═════ INFORMATION GIVEN ═════

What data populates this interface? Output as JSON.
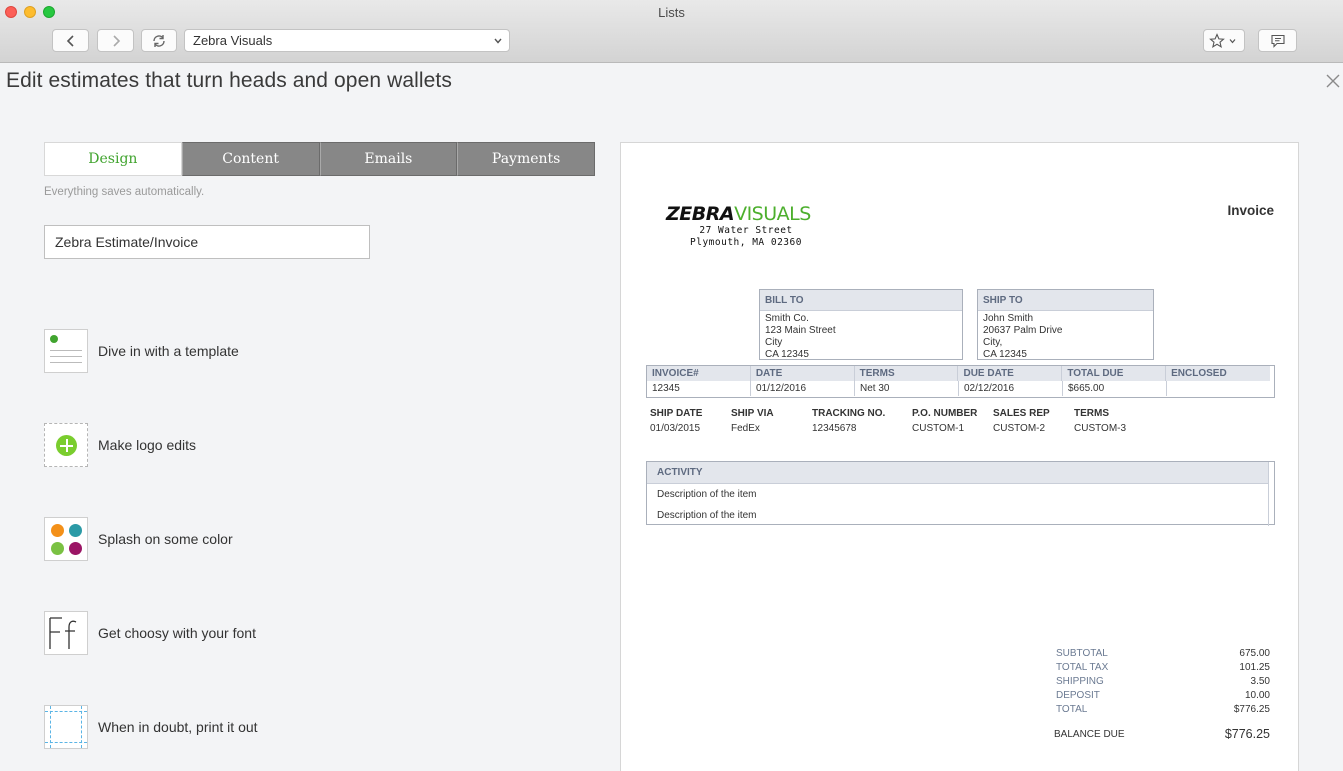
{
  "window": {
    "title": "Lists",
    "address_value": "Zebra Visuals"
  },
  "page": {
    "title": "Edit estimates that turn heads and open wallets"
  },
  "tabs": [
    {
      "label": "Design",
      "active": true
    },
    {
      "label": "Content",
      "active": false
    },
    {
      "label": "Emails",
      "active": false
    },
    {
      "label": "Payments",
      "active": false
    }
  ],
  "autosave_note": "Everything saves automatically.",
  "template_name": "Zebra Estimate/Invoice",
  "features": [
    {
      "label": "Dive in with a template",
      "icon": "template-icon"
    },
    {
      "label": "Make logo edits",
      "icon": "add-logo-icon"
    },
    {
      "label": "Splash on some color",
      "icon": "color-palette-icon"
    },
    {
      "label": "Get choosy with your font",
      "icon": "font-icon"
    },
    {
      "label": "When in doubt, print it out",
      "icon": "print-margins-icon"
    }
  ],
  "colors": {
    "accent": "#41a42f",
    "palette": [
      "#f39019",
      "#2b9aa6",
      "#7ac143",
      "#9b1565"
    ]
  },
  "invoice": {
    "logo": {
      "part1": "ZEBRA",
      "part2": "VISUALS"
    },
    "company_address": [
      "27 Water Street",
      "Plymouth, MA 02360"
    ],
    "doc_title": "Invoice",
    "bill_to": {
      "heading": "BILL TO",
      "lines": [
        "Smith Co.",
        "123 Main Street",
        "City",
        "CA 12345"
      ]
    },
    "ship_to": {
      "heading": "SHIP TO",
      "lines": [
        "John Smith",
        "20637 Palm Drive",
        "City,",
        "CA 12345"
      ]
    },
    "summary_headers": [
      "INVOICE#",
      "DATE",
      "TERMS",
      "DUE DATE",
      "TOTAL DUE",
      "ENCLOSED"
    ],
    "summary_values": [
      "12345",
      "01/12/2016",
      "Net 30",
      "02/12/2016",
      "$665.00",
      ""
    ],
    "shipping_fields": [
      {
        "label": "SHIP DATE",
        "value": "01/03/2015"
      },
      {
        "label": "SHIP VIA",
        "value": "FedEx"
      },
      {
        "label": "TRACKING NO.",
        "value": "12345678"
      },
      {
        "label": "P.O. NUMBER",
        "value": "CUSTOM-1"
      },
      {
        "label": "SALES REP",
        "value": "CUSTOM-2"
      },
      {
        "label": "TERMS",
        "value": "CUSTOM-3"
      }
    ],
    "activity_heading": "ACTIVITY",
    "activity_rows": [
      "Description of the item",
      "Description of the item"
    ],
    "totals": [
      {
        "label": "SUBTOTAL",
        "value": "675.00"
      },
      {
        "label": "TOTAL TAX",
        "value": "101.25"
      },
      {
        "label": "SHIPPING",
        "value": "3.50"
      },
      {
        "label": "DEPOSIT",
        "value": "10.00"
      },
      {
        "label": "TOTAL",
        "value": "$776.25"
      }
    ],
    "balance_due": {
      "label": "BALANCE DUE",
      "value": "$776.25"
    }
  }
}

═════

- _OBJECTIVE_
Leave out the pictures and transcribe the entries above exactly.

- _OUTPUT FOR THIS EXERCISE_
What data populates this interface? Output as JSON.
{
  "window": {
    "title": "Lists",
    "address_value": "Zebra Visuals"
  },
  "page": {
    "title": "Edit estimates that turn heads and open wallets"
  },
  "tabs": [
    {
      "label": "Design",
      "active": true
    },
    {
      "label": "Content",
      "active": false
    },
    {
      "label": "Emails",
      "active": false
    },
    {
      "label": "Payments",
      "active": false
    }
  ],
  "autosave_note": "Everything saves automatically.",
  "template_name": "Zebra Estimate/Invoice",
  "features": [
    {
      "label": "Dive in with a template",
      "icon": "template-icon"
    },
    {
      "label": "Make logo edits",
      "icon": "add-logo-icon"
    },
    {
      "label": "Splash on some color",
      "icon": "color-palette-icon"
    },
    {
      "label": "Get choosy with your font",
      "icon": "font-icon"
    },
    {
      "label": "When in doubt, print it out",
      "icon": "print-margins-icon"
    }
  ],
  "colors": {
    "accent": "#41a42f",
    "palette": [
      "#f39019",
      "#2b9aa6",
      "#7ac143",
      "#9b1565"
    ]
  },
  "invoice": {
    "logo": {
      "part1": "ZEBRA",
      "part2": "VISUALS"
    },
    "company_address": [
      "27 Water Street",
      "Plymouth, MA 02360"
    ],
    "doc_title": "Invoice",
    "bill_to": {
      "heading": "BILL TO",
      "lines": [
        "Smith Co.",
        "123 Main Street",
        "City",
        "CA 12345"
      ]
    },
    "ship_to": {
      "heading": "SHIP TO",
      "lines": [
        "John Smith",
        "20637 Palm Drive",
        "City,",
        "CA 12345"
      ]
    },
    "summary_headers": [
      "INVOICE#",
      "DATE",
      "TERMS",
      "DUE DATE",
      "TOTAL DUE",
      "ENCLOSED"
    ],
    "summary_values": [
      "12345",
      "01/12/2016",
      "Net 30",
      "02/12/2016",
      "$665.00",
      ""
    ],
    "shipping_fields": [
      {
        "label": "SHIP DATE",
        "value": "01/03/2015"
      },
      {
        "label": "SHIP VIA",
        "value": "FedEx"
      },
      {
        "label": "TRACKING NO.",
        "value": "12345678"
      },
      {
        "label": "P.O. NUMBER",
        "value": "CUSTOM-1"
      },
      {
        "label": "SALES REP",
        "value": "CUSTOM-2"
      },
      {
        "label": "TERMS",
        "value": "CUSTOM-3"
      }
    ],
    "activity_heading": "ACTIVITY",
    "activity_rows": [
      "Description of the item",
      "Description of the item"
    ],
    "totals": [
      {
        "label": "SUBTOTAL",
        "value": "675.00"
      },
      {
        "label": "TOTAL TAX",
        "value": "101.25"
      },
      {
        "label": "SHIPPING",
        "value": "3.50"
      },
      {
        "label": "DEPOSIT",
        "value": "10.00"
      },
      {
        "label": "TOTAL",
        "value": "$776.25"
      }
    ],
    "balance_due": {
      "label": "BALANCE DUE",
      "value": "$776.25"
    }
  }
}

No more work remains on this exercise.